STATED EXERCISE
Give the listing again character for character, but drop the images.

=====

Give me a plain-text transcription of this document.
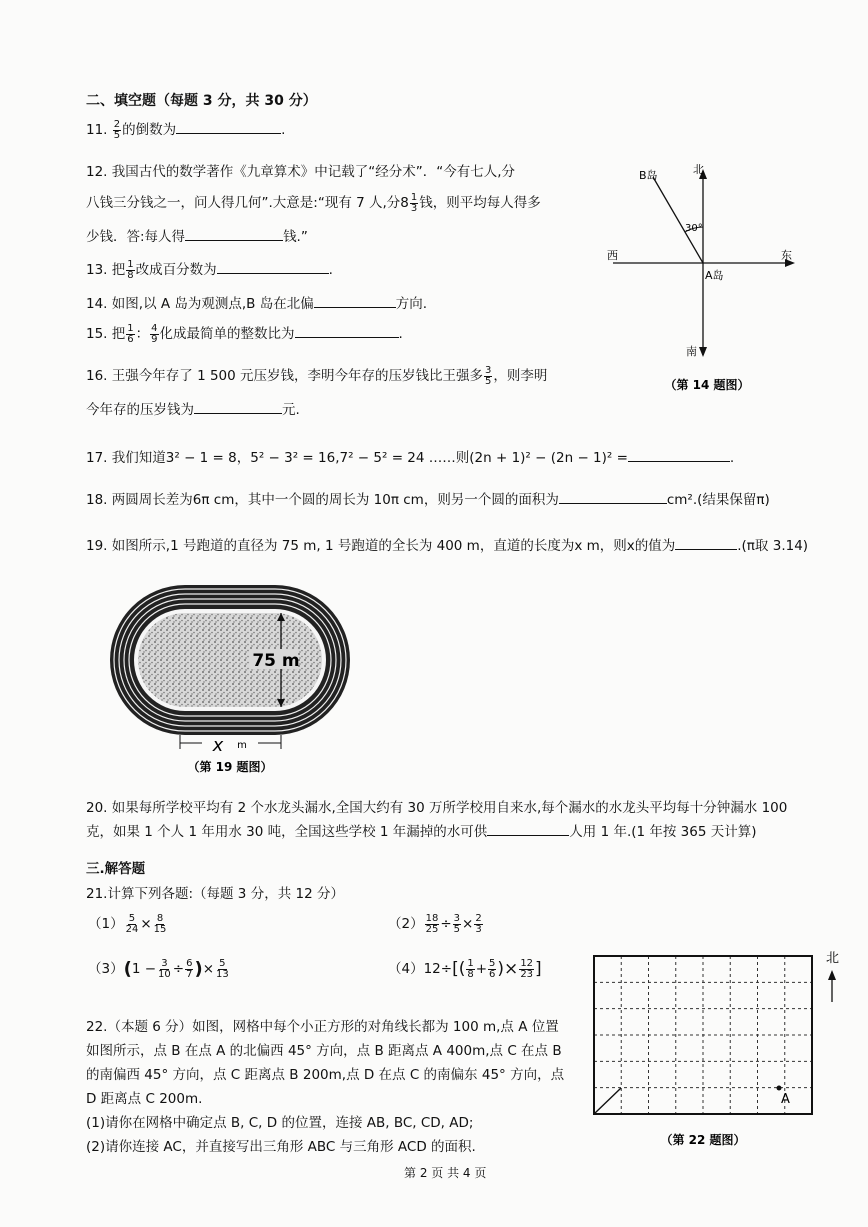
二、填空题（每题 3 分，共 30 分）
11. $\frac{2}{5}$ 的倒数为	.
12. 我国古代的数学著作《九章算术》中记载了“经分术”．“今有七人,分
八钱三分钱之一，问人得几何”.大意是:“现有 7 人,分$8 \frac{1}{3}$ 钱，则平均每人得多
少钱．答:每人得	钱.”
13. 把 $\frac{1}{8}$ 改成百分数为	.
14. 如图,以 A 岛为观测点,B 岛在北偏	方向.
15. 把 $\frac{1}{6}$ ： $\frac{4}{9}$ 化成最简单的整数比为	.
16. 王强今年存了 1 500 元压岁钱，李明今年存的压岁钱比王强多 $\frac{3}{5}$ ，则李明
今年存的压岁钱为	元.
北
南
东
西
B岛
A岛
30°
（第 14 题图）
17. 我们知道3² − 1 = 8，5² − 3² = 16,7² − 5² = 24 ……则(2n + 1)² − (2n − 1)² =	.
18. 两圆周长差为6π cm，其中一个圆的周长为 10π cm，则另一个圆的面积为	cm².(结果保留π)
19. 如图所示,1 号跑道的直径为 75 m, 1 号跑道的全长为 400 m，直道的长度为x m，则x的值为	.(π取 3.14)
75 m
x m
（第 19 题图）
20. 如果每所学校平均有 2 个水龙头漏水,全国大约有 30 万所学校用自来水,每个漏水的水龙头平均每十分钟漏水 100
克，如果 1 个人 1 年用水 30 吨，全国这些学校 1 年漏掉的水可供	人用 1 年.(1 年按 365 天计算)
三.解答题
21.计算下列各题:（每题 3 分，共 12 分）
$(1) \frac{5}{24} \times \frac{8}{15}$	$(2) \frac{18}{25} \div \frac{3}{5} \times \frac{2}{3}$
$(3)(1 - \frac{3}{10} \div \frac{6}{7}$ )× $\frac{5}{13}$	$(4)12\div[( \frac{1}{8} + \frac{5}{6}$ )× $\frac{12}{23}$ ]
22.（本题 6 分）如图，网格中每个小正方形的对角线长都为 100 m,点 A 位置
如图所示，点 B 在点 A 的北偏西 45° 方向，点 B 距离点 A 400m,点 C 在点 B
的南偏西 45° 方向，点 C 距离点 B 200m,点 D 在点 C 的南偏东 45° 方向，点
D 距离点 C 200m.
(1)请你在网格中确定点 B, C, D 的位置，连接 AB, BC, CD, AD;
(2)请你连接 AC，并直接写出三角形 ABC 与三角形 ACD 的面积.
A
北
（第 22 题图）
第 2 页 共 4 页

=====

ANSWER FOR THE TASK
Give me a plain-text transcription of this document.
二、填空题（每题 3 分，共 30 分）
11. $\frac{2}{5}$ 的倒数为	.
12. 我国古代的数学著作《九章算术》中记载了“经分术”．“今有七人,分
八钱三分钱之一，问人得几何”.大意是:“现有 7 人,分$8 \frac{1}{3}$ 钱，则平均每人得多
少钱．答:每人得	钱.”
13. 把 $\frac{1}{8}$ 改成百分数为	.
14. 如图,以 A 岛为观测点,B 岛在北偏	方向.
15. 把 $\frac{1}{6}$ ： $\frac{4}{9}$ 化成最简单的整数比为	.
16. 王强今年存了 1 500 元压岁钱，李明今年存的压岁钱比王强多 $\frac{3}{5}$ ，则李明
今年存的压岁钱为	元.
北
南
东
西
B岛
A岛
30°
（第 14 题图）
17. 我们知道3² − 1 = 8，5² − 3² = 16,7² − 5² = 24 ……则(2n + 1)² − (2n − 1)² =	.
18. 两圆周长差为6π cm，其中一个圆的周长为 10π cm，则另一个圆的面积为	cm².(结果保留π)
19. 如图所示,1 号跑道的直径为 75 m, 1 号跑道的全长为 400 m，直道的长度为x m，则x的值为	.(π取 3.14)
75 m
x m
（第 19 题图）
20. 如果每所学校平均有 2 个水龙头漏水,全国大约有 30 万所学校用自来水,每个漏水的水龙头平均每十分钟漏水 100
克，如果 1 个人 1 年用水 30 吨，全国这些学校 1 年漏掉的水可供	人用 1 年.(1 年按 365 天计算)
三.解答题
21.计算下列各题:（每题 3 分，共 12 分）
$(1) \frac{5}{24} \times \frac{8}{15}$	$(2) \frac{18}{25} \div \frac{3}{5} \times \frac{2}{3}$
$(3)(1 - \frac{3}{10} \div \frac{6}{7}$ )× $\frac{5}{13}$	$(4)12\div[( \frac{1}{8} + \frac{5}{6}$ )× $\frac{12}{23}$ ]
22.（本题 6 分）如图，网格中每个小正方形的对角线长都为 100 m,点 A 位置
如图所示，点 B 在点 A 的北偏西 45° 方向，点 B 距离点 A 400m,点 C 在点 B
的南偏西 45° 方向，点 C 距离点 B 200m,点 D 在点 C 的南偏东 45° 方向，点
D 距离点 C 200m.
(1)请你在网格中确定点 B, C, D 的位置，连接 AB, BC, CD, AD;
(2)请你连接 AC，并直接写出三角形 ABC 与三角形 ACD 的面积.
A
北
（第 22 题图）
第 2 页 共 4 页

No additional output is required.